Challenge:
Find the lines of data that contain the string "Contribution", then list them.

Data for this task:

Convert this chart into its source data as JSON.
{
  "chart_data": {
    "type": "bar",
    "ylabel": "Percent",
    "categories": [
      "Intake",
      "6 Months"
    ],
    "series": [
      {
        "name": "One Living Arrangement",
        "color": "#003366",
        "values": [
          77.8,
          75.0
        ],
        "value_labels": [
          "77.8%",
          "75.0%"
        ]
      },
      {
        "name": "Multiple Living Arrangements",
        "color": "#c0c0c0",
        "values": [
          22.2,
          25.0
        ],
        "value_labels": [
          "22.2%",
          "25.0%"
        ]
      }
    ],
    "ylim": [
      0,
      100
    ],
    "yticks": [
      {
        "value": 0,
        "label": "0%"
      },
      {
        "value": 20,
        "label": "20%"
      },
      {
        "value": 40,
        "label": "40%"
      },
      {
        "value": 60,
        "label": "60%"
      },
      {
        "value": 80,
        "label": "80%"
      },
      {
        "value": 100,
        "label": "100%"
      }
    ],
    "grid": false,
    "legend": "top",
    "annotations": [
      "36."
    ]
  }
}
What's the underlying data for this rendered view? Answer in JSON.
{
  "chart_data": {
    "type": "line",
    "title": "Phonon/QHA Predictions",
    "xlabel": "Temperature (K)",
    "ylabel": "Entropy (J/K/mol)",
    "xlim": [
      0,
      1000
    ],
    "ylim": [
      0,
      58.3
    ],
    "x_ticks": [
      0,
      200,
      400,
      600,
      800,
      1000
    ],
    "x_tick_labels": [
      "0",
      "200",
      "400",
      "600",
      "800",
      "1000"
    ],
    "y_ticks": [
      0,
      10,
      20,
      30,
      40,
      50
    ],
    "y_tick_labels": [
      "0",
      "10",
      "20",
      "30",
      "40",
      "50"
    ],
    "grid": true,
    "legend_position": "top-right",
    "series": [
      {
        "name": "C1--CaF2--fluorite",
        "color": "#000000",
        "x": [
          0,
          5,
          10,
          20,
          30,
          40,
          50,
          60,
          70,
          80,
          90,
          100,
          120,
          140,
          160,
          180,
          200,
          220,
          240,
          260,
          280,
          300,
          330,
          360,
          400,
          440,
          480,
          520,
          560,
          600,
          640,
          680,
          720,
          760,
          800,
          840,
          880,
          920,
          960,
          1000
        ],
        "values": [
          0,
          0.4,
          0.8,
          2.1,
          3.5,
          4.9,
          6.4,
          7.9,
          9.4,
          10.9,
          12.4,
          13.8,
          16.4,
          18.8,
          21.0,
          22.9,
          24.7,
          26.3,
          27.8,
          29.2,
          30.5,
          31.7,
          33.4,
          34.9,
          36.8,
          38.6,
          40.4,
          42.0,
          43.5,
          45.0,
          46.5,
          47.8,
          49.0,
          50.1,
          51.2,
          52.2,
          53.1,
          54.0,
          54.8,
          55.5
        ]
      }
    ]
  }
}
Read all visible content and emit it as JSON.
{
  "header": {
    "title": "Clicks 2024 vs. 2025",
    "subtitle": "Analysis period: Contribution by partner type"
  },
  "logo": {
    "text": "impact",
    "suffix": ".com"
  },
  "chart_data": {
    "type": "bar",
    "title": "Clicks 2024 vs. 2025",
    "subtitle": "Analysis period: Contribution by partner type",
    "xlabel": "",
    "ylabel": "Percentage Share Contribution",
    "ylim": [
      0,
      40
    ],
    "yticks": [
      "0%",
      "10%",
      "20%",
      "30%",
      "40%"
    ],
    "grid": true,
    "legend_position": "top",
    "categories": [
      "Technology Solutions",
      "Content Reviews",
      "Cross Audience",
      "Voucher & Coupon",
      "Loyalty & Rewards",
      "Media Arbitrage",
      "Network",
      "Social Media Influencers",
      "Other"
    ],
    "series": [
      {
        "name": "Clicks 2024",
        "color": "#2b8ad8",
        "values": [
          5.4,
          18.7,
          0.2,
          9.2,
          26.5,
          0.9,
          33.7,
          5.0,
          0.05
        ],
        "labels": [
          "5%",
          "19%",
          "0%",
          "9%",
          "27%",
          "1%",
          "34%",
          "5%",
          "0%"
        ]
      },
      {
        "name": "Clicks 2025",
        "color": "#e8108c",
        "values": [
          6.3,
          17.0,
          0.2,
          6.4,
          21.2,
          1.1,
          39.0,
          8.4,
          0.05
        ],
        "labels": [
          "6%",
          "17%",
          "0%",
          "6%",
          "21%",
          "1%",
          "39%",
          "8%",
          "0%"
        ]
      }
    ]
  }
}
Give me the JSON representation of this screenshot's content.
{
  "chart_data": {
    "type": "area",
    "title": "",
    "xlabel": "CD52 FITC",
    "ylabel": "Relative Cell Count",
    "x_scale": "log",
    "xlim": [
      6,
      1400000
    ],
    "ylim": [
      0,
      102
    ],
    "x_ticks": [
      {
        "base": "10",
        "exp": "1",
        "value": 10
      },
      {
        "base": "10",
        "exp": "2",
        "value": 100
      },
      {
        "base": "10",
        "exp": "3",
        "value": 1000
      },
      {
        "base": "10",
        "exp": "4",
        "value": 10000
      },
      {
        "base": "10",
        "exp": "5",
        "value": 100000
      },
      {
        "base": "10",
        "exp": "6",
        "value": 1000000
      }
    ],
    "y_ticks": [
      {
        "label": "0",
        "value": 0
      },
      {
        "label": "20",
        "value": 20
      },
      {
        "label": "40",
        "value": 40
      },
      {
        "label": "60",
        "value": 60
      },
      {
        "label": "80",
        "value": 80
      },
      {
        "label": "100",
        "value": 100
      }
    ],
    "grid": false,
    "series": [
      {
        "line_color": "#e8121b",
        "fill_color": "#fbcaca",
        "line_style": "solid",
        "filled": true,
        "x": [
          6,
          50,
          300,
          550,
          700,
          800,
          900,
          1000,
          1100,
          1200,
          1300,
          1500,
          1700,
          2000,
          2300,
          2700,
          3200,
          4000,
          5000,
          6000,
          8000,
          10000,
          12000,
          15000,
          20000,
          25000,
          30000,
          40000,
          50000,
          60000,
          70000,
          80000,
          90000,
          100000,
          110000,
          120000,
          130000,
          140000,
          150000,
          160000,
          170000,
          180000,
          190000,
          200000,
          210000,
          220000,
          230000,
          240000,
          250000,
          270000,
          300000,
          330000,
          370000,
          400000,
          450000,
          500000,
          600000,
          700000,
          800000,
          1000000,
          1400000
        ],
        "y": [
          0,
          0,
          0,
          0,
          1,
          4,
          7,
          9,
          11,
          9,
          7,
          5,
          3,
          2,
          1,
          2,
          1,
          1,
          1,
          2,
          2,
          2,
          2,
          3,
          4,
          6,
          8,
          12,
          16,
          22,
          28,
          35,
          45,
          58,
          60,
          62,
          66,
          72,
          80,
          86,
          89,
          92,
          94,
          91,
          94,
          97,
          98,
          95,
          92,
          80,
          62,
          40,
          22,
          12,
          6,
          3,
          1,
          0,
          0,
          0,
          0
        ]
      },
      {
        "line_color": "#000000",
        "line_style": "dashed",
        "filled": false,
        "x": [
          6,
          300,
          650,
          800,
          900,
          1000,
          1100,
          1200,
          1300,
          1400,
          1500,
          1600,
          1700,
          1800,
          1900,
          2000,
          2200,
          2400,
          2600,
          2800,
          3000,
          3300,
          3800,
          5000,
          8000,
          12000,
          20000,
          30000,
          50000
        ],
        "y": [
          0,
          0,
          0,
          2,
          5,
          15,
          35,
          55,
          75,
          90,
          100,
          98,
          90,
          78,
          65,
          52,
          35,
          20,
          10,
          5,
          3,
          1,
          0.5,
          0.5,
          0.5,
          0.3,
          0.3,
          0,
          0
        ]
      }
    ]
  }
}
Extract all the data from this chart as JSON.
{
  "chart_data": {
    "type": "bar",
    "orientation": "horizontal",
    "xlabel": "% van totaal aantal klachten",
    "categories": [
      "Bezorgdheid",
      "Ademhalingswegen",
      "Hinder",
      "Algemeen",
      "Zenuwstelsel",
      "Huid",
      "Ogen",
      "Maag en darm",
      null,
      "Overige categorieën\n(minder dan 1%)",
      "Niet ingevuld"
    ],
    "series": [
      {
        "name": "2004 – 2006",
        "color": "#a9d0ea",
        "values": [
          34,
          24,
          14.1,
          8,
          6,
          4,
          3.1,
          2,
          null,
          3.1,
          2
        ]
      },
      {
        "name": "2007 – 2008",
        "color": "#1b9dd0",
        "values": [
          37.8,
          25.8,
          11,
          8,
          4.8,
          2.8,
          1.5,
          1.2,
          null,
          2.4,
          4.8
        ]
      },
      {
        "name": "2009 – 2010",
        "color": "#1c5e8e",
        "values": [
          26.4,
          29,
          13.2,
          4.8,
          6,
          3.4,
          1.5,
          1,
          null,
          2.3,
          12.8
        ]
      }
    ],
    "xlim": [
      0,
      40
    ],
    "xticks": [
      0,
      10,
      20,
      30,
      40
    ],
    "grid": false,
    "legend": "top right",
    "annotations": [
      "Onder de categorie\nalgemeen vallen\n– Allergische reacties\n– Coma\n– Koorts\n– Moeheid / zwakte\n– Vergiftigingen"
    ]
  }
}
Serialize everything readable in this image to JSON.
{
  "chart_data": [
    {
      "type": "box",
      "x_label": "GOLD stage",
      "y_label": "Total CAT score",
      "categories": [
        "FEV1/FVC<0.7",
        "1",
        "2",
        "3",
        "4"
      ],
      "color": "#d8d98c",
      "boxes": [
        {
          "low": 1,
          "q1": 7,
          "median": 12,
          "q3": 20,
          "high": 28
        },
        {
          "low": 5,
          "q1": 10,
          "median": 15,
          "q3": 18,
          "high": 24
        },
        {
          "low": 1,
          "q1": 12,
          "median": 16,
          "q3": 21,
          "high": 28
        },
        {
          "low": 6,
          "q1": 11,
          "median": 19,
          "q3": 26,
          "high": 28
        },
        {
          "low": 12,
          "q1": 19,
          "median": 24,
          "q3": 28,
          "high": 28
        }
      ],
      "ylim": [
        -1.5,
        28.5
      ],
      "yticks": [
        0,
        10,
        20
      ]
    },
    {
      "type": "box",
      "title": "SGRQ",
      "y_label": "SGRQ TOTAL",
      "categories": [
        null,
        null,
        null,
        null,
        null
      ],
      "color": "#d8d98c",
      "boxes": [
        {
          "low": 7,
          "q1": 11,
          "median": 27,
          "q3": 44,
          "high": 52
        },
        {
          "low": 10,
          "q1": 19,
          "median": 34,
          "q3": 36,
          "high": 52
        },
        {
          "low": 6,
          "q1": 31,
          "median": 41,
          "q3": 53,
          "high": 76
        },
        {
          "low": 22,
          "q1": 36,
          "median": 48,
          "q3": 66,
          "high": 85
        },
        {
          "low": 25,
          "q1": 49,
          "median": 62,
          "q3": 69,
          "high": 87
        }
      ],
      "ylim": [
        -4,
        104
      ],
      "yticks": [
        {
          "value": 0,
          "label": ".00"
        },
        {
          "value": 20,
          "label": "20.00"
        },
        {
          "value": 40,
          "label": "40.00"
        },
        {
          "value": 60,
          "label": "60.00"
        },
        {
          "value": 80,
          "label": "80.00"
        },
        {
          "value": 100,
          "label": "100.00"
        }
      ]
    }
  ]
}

Exercise output:
    "subtitle": "Analysis period: Contribution by partner type"
    "subtitle": "Analysis period: Contribution by partner type",
    "ylabel": "Percentage Share Contribution",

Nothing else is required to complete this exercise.